-- Begin Stored rows --

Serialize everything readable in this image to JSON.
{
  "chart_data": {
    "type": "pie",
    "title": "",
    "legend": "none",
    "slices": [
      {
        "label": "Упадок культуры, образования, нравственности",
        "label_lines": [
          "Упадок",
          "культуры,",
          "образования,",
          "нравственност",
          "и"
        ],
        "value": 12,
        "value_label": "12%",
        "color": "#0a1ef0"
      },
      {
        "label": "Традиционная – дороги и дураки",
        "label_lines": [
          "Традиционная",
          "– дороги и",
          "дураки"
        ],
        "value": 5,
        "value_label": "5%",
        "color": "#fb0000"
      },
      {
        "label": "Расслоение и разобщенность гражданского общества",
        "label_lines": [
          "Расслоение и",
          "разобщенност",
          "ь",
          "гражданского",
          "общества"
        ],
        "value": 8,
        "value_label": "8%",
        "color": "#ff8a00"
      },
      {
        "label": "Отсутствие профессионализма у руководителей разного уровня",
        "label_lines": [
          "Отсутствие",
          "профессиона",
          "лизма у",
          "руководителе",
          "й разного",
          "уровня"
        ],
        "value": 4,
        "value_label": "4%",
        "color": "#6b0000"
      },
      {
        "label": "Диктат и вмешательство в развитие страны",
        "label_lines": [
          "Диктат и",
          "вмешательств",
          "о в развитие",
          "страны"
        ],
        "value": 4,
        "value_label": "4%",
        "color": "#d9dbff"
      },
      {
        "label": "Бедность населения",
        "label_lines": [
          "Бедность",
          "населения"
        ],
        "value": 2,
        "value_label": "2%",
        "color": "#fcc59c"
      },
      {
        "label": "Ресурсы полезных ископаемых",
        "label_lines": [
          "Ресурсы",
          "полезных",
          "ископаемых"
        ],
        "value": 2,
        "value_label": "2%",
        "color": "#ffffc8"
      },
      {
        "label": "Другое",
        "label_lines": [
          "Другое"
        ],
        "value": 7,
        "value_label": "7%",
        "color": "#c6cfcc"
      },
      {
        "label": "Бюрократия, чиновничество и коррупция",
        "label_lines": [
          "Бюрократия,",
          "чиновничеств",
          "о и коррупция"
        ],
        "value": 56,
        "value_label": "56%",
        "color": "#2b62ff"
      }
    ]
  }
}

-- End Stored rows --

## Exercise prompt
Restate the data above word for word, please.

## Written response
Serialize everything readable in this image to JSON.
{
  "chart_data": {
    "type": "pie",
    "title": "",
    "legend": "none",
    "slices": [
      {
        "label": "Упадок культуры, образования, нравственности",
        "label_lines": [
          "Упадок",
          "культуры,",
          "образования,",
          "нравственност",
          "и"
        ],
        "value": 12,
        "value_label": "12%",
        "color": "#0a1ef0"
      },
      {
        "label": "Традиционная – дороги и дураки",
        "label_lines": [
          "Традиционная",
          "– дороги и",
          "дураки"
        ],
        "value": 5,
        "value_label": "5%",
        "color": "#fb0000"
      },
      {
        "label": "Расслоение и разобщенность гражданского общества",
        "label_lines": [
          "Расслоение и",
          "разобщенност",
          "ь",
          "гражданского",
          "общества"
        ],
        "value": 8,
        "value_label": "8%",
        "color": "#ff8a00"
      },
      {
        "label": "Отсутствие профессионализма у руководителей разного уровня",
        "label_lines": [
          "Отсутствие",
          "профессиона",
          "лизма у",
          "руководителе",
          "й разного",
          "уровня"
        ],
        "value": 4,
        "value_label": "4%",
        "color": "#6b0000"
      },
      {
        "label": "Диктат и вмешательство в развитие страны",
        "label_lines": [
          "Диктат и",
          "вмешательств",
          "о в развитие",
          "страны"
        ],
        "value": 4,
        "value_label": "4%",
        "color": "#d9dbff"
      },
      {
        "label": "Бедность населения",
        "label_lines": [
          "Бедность",
          "населения"
        ],
        "value": 2,
        "value_label": "2%",
        "color": "#fcc59c"
      },
      {
        "label": "Ресурсы полезных ископаемых",
        "label_lines": [
          "Ресурсы",
          "полезных",
          "ископаемых"
        ],
        "value": 2,
        "value_label": "2%",
        "color": "#ffffc8"
      },
      {
        "label": "Другое",
        "label_lines": [
          "Другое"
        ],
        "value": 7,
        "value_label": "7%",
        "color": "#c6cfcc"
      },
      {
        "label": "Бюрократия, чиновничество и коррупция",
        "label_lines": [
          "Бюрократия,",
          "чиновничеств",
          "о и коррупция"
        ],
        "value": 56,
        "value_label": "56%",
        "color": "#2b62ff"
      }
    ]
  }
}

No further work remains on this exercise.